[start of SELECTED TEXT]

According to this distinction, a word is vague to the extent that it defines `not a neatly bounded class but a distribution about a central norm`. Thus the word green is vague as it shades into yellow at the one extreme and into blue at the other, so that its applicability in marginal situations is uncertain. Ambiguity is an entirely distinct concept. A word may have two entirely different connotations, so that it may be at the same time both appropriate and inappropriate. Thus the word light is ambiguous when considered in the context of dark feathers. ( Word and Object, 1960 at p 85, quoting W Quine.)



It has been held that a document is not ambiguous just because a variety of definitions can be found in the lexicon; the intended meaning may be clear from the context ( Cincinnati Ins Co v Flanders Electric Motor Service Incorp (Unreported) ). Also, words are not necessarily ambiguous because courts in past cases have taken a different view of the words ( Graingrowers Warehouse Co v Central National Ins Co (Unreported) ). A fortiori a word is not necessarily ambiguous simply because the parties to the instant dispute have taken different views of the words ( Kane v Royal Ins Co of America (Unreported) ; Budd v P & O Steam Navigation Co Ltd [1969] 2 Lloyd`s Rep 262).

[end of SELECTED TEXT]
[start of DATASET RECORDS]

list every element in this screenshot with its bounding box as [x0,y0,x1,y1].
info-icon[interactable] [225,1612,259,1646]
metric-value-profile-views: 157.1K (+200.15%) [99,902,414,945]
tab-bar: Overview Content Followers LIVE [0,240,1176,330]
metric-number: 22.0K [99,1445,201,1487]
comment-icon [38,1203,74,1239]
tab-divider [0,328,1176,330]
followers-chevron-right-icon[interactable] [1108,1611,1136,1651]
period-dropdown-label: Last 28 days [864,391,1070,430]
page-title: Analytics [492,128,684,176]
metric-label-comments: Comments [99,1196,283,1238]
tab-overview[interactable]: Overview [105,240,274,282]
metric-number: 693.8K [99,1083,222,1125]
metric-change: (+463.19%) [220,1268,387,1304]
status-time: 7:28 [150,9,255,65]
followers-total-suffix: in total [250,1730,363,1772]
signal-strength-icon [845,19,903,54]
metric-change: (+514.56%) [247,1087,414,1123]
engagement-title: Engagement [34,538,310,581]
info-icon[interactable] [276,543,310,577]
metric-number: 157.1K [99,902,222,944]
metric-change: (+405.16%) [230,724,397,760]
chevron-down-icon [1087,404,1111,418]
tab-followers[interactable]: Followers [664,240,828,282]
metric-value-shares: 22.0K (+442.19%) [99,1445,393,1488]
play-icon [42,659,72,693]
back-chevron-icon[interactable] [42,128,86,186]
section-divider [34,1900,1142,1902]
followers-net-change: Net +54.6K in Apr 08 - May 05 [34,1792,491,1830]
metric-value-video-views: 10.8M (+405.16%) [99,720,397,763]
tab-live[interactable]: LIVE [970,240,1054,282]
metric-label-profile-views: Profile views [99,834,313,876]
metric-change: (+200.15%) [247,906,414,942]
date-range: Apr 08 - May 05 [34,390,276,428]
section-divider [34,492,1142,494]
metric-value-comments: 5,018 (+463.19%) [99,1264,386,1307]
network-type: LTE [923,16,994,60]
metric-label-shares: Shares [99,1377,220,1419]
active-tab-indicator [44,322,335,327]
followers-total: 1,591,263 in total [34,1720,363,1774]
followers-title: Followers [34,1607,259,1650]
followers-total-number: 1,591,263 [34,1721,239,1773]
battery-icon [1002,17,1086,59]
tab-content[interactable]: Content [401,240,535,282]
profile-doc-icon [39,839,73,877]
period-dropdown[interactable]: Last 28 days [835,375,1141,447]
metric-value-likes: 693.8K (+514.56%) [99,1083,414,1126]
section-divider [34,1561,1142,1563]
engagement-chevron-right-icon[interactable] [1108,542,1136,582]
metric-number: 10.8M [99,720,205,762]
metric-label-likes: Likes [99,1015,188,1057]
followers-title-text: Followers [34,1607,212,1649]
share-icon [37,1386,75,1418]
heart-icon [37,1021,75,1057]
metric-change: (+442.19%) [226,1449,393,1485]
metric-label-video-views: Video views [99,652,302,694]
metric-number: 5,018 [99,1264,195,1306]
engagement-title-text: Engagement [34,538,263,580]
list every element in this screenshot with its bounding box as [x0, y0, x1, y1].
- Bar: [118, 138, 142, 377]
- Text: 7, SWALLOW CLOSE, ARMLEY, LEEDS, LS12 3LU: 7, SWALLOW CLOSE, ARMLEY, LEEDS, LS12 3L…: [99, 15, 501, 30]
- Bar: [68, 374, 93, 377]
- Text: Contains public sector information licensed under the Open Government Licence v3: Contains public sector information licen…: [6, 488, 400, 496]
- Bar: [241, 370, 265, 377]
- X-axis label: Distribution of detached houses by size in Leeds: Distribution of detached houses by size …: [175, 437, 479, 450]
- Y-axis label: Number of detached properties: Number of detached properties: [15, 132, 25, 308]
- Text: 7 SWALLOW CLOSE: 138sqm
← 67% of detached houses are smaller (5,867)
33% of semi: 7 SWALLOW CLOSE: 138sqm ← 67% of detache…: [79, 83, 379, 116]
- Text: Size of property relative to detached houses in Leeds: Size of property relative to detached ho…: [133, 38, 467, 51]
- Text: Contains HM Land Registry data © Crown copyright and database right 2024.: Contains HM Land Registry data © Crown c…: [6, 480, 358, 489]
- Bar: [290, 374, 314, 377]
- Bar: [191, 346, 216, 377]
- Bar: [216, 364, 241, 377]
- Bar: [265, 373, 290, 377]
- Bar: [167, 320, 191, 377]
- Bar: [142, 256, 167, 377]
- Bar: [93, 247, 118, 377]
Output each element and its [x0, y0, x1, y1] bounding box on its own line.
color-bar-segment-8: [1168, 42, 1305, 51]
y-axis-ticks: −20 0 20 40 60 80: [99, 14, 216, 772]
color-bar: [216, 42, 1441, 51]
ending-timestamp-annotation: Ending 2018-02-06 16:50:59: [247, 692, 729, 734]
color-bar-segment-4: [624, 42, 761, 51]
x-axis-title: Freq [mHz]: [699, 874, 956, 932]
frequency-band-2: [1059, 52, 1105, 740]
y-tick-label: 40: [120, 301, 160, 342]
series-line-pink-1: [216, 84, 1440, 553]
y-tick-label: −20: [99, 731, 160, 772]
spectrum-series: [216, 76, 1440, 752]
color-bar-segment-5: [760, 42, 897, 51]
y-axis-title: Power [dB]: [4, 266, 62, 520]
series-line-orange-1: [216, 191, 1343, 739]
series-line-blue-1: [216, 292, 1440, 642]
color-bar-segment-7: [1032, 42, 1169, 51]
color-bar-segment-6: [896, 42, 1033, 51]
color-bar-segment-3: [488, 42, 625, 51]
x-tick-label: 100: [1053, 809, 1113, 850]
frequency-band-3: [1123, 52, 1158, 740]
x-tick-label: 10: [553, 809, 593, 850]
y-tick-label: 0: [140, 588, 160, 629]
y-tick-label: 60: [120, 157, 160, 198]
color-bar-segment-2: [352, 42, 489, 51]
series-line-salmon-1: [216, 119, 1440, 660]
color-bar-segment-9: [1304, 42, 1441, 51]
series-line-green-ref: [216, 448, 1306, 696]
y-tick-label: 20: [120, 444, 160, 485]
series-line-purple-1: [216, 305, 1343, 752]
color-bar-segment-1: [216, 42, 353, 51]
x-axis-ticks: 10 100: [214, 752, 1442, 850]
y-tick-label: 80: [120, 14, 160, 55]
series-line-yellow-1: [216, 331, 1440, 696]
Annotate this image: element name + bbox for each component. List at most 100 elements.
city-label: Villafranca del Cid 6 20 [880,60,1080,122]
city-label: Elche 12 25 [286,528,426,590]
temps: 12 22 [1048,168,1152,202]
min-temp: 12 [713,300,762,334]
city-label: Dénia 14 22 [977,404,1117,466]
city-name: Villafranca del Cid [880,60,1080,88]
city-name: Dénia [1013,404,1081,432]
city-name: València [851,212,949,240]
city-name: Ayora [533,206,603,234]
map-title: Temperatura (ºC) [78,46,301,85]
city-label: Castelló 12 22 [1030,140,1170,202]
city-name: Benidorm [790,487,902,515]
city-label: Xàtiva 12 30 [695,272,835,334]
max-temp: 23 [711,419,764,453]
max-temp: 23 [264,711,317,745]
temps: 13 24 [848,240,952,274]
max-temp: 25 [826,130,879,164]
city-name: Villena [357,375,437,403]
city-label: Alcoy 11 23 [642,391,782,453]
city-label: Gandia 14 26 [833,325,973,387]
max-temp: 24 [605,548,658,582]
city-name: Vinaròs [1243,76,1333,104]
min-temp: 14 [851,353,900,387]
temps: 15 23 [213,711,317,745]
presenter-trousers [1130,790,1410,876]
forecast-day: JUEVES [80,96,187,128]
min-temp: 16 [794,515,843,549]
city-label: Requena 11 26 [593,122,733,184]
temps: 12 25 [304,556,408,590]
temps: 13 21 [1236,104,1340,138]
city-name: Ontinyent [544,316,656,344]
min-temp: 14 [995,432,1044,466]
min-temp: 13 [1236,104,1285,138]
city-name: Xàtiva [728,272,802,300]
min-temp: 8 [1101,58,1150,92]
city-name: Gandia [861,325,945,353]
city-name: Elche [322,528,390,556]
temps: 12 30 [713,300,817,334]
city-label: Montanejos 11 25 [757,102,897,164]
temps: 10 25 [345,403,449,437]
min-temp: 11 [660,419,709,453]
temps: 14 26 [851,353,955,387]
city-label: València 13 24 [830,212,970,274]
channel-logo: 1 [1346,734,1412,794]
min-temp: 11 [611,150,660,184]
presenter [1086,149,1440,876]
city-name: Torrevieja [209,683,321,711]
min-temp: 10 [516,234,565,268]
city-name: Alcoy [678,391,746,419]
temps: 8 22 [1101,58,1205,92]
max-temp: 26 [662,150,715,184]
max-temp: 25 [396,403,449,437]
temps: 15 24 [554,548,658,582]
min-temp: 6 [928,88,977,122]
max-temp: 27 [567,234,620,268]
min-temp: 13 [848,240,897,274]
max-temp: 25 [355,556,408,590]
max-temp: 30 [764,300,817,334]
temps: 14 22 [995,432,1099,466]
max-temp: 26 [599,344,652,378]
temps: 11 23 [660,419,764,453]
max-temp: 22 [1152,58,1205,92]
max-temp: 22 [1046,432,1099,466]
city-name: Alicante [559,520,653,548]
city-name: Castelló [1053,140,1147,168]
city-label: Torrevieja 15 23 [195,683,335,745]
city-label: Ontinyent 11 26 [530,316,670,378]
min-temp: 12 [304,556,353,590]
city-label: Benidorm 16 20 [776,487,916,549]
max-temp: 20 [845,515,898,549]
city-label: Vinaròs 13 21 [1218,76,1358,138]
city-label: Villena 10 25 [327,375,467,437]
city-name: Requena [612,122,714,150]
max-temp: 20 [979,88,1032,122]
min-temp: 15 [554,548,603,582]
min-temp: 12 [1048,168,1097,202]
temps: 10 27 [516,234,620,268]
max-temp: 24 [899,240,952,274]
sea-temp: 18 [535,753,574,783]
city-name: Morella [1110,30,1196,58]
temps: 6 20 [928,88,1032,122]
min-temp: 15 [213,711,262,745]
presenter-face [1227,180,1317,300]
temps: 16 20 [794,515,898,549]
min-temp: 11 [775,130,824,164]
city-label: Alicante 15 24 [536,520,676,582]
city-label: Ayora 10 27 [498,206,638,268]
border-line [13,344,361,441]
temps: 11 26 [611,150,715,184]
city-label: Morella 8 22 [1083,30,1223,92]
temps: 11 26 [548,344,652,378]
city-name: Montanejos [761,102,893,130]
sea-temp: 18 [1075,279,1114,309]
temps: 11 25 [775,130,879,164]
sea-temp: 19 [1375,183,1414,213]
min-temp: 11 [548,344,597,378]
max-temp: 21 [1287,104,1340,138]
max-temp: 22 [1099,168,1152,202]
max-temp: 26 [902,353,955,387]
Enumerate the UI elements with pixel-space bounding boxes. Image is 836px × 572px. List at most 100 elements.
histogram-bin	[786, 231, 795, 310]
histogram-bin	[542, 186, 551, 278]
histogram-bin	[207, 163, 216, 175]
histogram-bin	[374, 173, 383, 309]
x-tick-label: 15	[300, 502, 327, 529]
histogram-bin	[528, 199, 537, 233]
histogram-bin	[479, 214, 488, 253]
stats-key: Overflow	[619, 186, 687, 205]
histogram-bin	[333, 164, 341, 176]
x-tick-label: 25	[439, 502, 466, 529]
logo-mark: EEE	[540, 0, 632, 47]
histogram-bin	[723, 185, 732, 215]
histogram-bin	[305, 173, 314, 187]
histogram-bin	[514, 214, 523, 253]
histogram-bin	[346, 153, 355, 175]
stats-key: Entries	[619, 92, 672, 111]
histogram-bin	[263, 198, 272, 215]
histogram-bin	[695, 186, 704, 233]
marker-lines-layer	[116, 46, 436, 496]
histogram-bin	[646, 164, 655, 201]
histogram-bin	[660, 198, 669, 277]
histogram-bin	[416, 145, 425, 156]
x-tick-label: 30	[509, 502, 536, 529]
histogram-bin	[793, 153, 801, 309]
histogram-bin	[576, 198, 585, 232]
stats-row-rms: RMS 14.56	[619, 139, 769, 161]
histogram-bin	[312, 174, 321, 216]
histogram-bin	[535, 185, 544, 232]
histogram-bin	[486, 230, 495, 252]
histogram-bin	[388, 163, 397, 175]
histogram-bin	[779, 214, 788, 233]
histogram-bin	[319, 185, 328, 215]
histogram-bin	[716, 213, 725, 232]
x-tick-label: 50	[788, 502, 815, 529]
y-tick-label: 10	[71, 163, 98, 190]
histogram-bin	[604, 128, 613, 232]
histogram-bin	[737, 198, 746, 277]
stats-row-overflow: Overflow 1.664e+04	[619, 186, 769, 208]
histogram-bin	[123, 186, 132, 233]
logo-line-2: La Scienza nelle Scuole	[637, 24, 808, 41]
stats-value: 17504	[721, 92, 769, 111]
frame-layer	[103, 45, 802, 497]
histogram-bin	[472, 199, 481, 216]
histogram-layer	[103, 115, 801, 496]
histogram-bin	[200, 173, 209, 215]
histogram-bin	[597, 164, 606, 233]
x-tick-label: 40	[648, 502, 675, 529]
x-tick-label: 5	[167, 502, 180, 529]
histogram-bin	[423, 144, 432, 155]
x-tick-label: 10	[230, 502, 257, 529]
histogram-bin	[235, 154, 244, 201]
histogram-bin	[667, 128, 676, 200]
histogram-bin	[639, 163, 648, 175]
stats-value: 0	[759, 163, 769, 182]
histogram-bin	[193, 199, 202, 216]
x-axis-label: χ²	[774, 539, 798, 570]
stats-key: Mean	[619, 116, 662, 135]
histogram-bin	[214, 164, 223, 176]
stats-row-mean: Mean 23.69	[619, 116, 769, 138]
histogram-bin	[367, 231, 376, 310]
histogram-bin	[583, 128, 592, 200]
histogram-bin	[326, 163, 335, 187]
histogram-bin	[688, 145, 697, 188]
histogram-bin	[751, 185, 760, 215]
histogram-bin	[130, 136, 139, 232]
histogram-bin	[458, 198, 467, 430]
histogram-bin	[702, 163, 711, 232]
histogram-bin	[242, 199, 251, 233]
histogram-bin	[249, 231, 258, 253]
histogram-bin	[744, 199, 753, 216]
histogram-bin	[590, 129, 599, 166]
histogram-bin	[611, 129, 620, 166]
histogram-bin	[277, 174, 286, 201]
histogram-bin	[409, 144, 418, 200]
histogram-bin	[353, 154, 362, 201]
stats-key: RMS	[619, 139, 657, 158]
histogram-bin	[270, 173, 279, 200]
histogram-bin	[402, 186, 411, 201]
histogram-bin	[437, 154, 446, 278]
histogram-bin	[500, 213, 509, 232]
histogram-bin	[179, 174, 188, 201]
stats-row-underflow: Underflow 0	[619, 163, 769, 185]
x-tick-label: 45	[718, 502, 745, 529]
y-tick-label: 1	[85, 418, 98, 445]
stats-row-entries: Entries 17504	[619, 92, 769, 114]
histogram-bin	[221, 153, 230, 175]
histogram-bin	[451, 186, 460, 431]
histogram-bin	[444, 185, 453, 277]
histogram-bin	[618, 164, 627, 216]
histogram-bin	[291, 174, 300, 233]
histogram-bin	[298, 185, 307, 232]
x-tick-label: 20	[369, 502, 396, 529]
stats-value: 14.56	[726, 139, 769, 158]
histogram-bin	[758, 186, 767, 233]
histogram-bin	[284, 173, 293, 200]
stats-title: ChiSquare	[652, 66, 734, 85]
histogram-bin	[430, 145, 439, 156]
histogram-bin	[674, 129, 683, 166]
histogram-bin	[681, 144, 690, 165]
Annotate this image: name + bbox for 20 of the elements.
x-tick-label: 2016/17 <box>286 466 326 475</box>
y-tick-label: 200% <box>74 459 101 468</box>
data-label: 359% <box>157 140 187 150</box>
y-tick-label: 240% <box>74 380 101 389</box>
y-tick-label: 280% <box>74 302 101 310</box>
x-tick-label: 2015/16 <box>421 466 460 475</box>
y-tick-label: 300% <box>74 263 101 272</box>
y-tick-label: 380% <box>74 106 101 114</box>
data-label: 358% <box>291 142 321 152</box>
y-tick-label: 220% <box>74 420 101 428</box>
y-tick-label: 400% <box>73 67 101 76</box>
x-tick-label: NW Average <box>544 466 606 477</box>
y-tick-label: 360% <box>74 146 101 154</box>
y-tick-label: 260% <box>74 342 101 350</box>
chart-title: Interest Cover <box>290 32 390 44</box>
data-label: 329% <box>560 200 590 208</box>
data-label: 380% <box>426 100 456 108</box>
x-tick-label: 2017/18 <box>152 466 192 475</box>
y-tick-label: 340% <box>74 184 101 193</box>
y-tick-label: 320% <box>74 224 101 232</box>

[end of DATASET RECORDS]

◆ **WORK TO DO**:
a) Please write out, word for word, the section of the passage on vagueness and ambiguity that begins with the words "According to this" and ends with "quoting W Quine.)".
b) Pick up the passage on vagueness and ambiguity where it stops and carry it forward.

◆ **ANSWERS TO EACH TASK**:
a)
According to this distinction, a word is vague to the extent that it defines `not a neatly bounded class but a distribution about a central norm`. Thus the word green is vague as it shades into yellow at the one extreme and into blue at the other, so that its applicability in marginal situations is uncertain. Ambiguity is an entirely distinct concept. A word may have two entirely different connotations, so that it may be at the same time both appropriate and inappropriate. Thus the word light is ambiguous when considered in the context of dark feathers. ( Word and Object, 1960 at p 85, quoting W Quine.)

b)
In Higgins v Dawson [1902] AC 1 at p 10, Lord Davey said:

[a document] is not ambiguous by reason only that it is difficult of construction. If it is finally held to bear a particular construction, that must govern its legal meaning, notwithstanding any difficulty that the courts might have felt in arriving judicially at the construction; it is only ambiguous when, after full consideration, it is determined judicially that no interpretation can be given to it.



In my view the words in s 458A are not ambiguous. Therefore, the rule requiring a strict construction of penal statutes was not relevant. The real question that faced this court was whether to adopt a literal approach to interpretation and give effect to the plain meaning of the section or whether to adopt a purposive approach and endeavour to discover the parliamentary intention behind the section and give effect to it. The answer is clear. Section 9A of the Interpretation Act requires the latter approach. Furthermore, s 9A makes it clear that Parliament does not believe that statutory provisions alone are sufficient for courts to rely on. It expressly allows the use of extrinsic materials in the quest for the true meaning of statutory provisions.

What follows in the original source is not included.